━━━ DATA FOR THIS EXERCISE ━━━

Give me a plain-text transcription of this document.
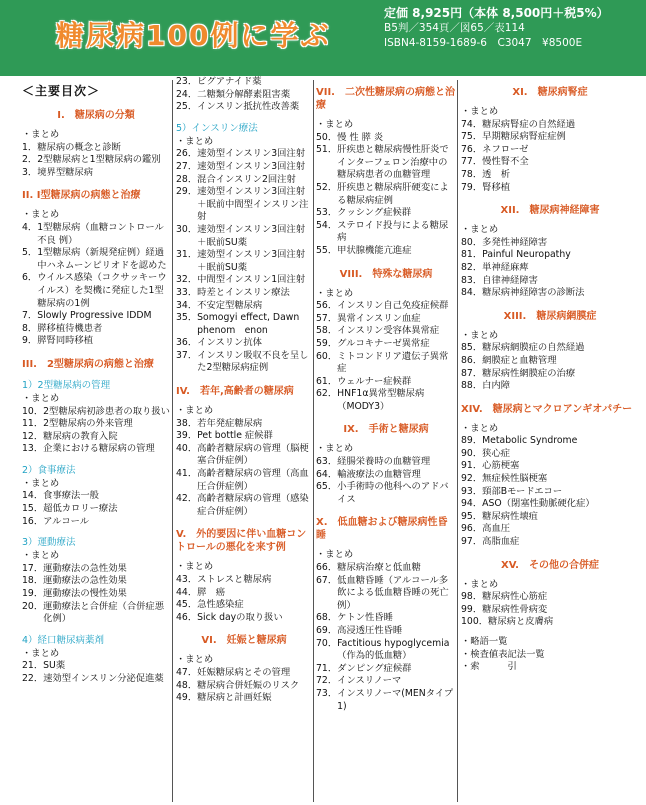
糖尿病100例に学ぶ
定価 8,925円（本体 8,500円＋税5%）
B5判／354頁／図65／表114
ISBN4-8159-1689-6　C3047　¥8500E
＜主要目次＞
I.　糖尿病の分類
・まとめ
1． 糖尿病の概念と診断
2． 2型糖尿病と1型糖尿病の鑑別
3． 境界型糖尿病
II. I型糖尿病の病態と治療
・まとめ
4． 1型糖尿病（血糖コントロール不良 例）
5． 1型糖尿病（新規発症例）経過中ハネムーンピリオドを認めた
6． ウイルス感染（コクサッキーウイルス）を契機に発症した1型糖尿病の1例
7． Slowly Progressive IDDM
8． 膵移植待機患者
9． 膵腎同時移植
III.　2型糖尿病の病態と治療
1）2型糖尿病の管理
・まとめ
10． 2型糖尿病初診患者の取り扱い
11． 2型糖尿病の外来管理
12． 糖尿病の教育入院
13． 企業における糖尿病の管理
2）食事療法
・まとめ
14． 食事療法一般
15． 超低カロリー療法
16． アルコール
3）運動療法
・まとめ
17． 運動療法の急性効果
18． 運動療法の急性効果
19． 運動療法の慢性効果
20． 運動療法と合併症（合併症悪化例）
4）経口糖尿病薬剤
・まとめ
21． SU薬
22． 速効型インスリン分泌促進薬
23． ビグアナイド薬
24． 二糖類分解酵素阻害薬
25． インスリン抵抗性改善薬
5）インスリン療法
・まとめ
26． 速効型インスリン3回注射
27． 速効型インスリン3回注射
28． 混合インスリン2回注射
29． 速効型インスリン3回注射＋眠前中間型インスリン注射
30． 速効型インスリン3回注射＋眠前SU薬
31． 速効型インスリン3回注射＋眠前SU薬
32． 中間型インスリン1回注射
33． 時差とインスリン療法
34． 不安定型糖尿病
35． Somogyi effect, Dawn phenom　enon
36． インスリン抗体
37． インスリン吸収不良を呈した2型糖尿病症例
IV.　若年,高齢者の糖尿病
・まとめ
38． 若年発症糖尿病
39． Pet bottle 症候群
40． 高齢者糖尿病の管理（脳梗塞合併症例）
41． 高齢者糖尿病の管理（高血圧合併症例）
42． 高齢者糖尿病の管理（感染症合併症例）
V.　外的要因に伴い血糖コントロールの悪化を来す例
・まとめ
43． ストレスと糖尿病
44． 膵　癌
45． 急性感染症
46． Sick dayの取り扱い
VI.　妊娠と糖尿病
・まとめ
47． 妊娠糖尿病とその管理
48． 糖尿病合併妊娠のリスク
49． 糖尿病と計画妊娠
VII.　二次性糖尿病の病態と治療
・まとめ
50． 慢 性 膵 炎
51． 肝疾患と糖尿病慢性肝炎でインターフェロン治療中の 糖尿病患者の血糖管理
52． 肝疾患と糖尿病肝硬変による糖尿病症例
53． クッシング症候群
54． ステロイド投与による糖尿病
55． 甲状腺機能亢進症
VIII.　特殊な糖尿病
・まとめ
56． インスリン自己免疫症候群
57． 異常インスリン血症
58． インスリン受容体異常症
59． グルコキナーゼ異常症
60． ミトコンドリア遺伝子異常症
61． ウェルナー症候群
62． HNF1α異常型糖尿病（MODY3）
IX.　手術と糖尿病
・まとめ
63． 経腸栄養時の血糖管理
64． 輸液療法の血糖管理
65． 小手術時の他科へのアドバイス
X.　低血糖および糖尿病性昏睡
・まとめ
66． 糖尿病治療と低血糖
67． 低血糖昏睡（アルコール多飲による低血糖昏睡の死亡例）
68． ケトン性昏睡
69． 高浸透圧性昏睡
70． Factitious hypoglycemia（作為的低血糖）
71． ダンピング症候群
72． インスリノーマ
73． インスリノーマ(MENタイプ1)
XI.　糖尿病腎症
・まとめ
74． 糖尿病腎症の自然経過
75． 早期糖尿病腎症症例
76． ネフローゼ
77． 慢性腎不全
78． 透　析
79． 腎移植
XII.　糖尿病神経障害
・まとめ
80． 多発性神経障害
81． Painful Neuropathy
82． 単神経麻痺
83． 自律神経障害
84． 糖尿病神経障害の診断法
XIII.　糖尿病網膜症
・まとめ
85． 糖尿病網膜症の自然経過
86． 網膜症と血糖管理
87． 糖尿病性網膜症の治療
88． 白内障
XIV.　糖尿病とマクロアンギオパチー
・まとめ
89． Metabolic Syndrome
90． 狭心症
91． 心筋梗塞
92． 無症候性脳梗塞
93． 頸部Bモードエコー
94． ASO（閉塞性動脈硬化症）
95． 糖尿病性壊疽
96． 高血圧
97． 高脂血症
XV.　その他の合併症
・まとめ
98． 糖尿病性心筋症
99． 糖尿病性骨病変
100． 糖尿病と皮膚病
・略語一覧
・検査値表記法一覧
・索　　　引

━━━

GOAL - Give the count of lines holding the word "高齢者糖尿病の管理" and nothing more.

IN RESPONSE - 3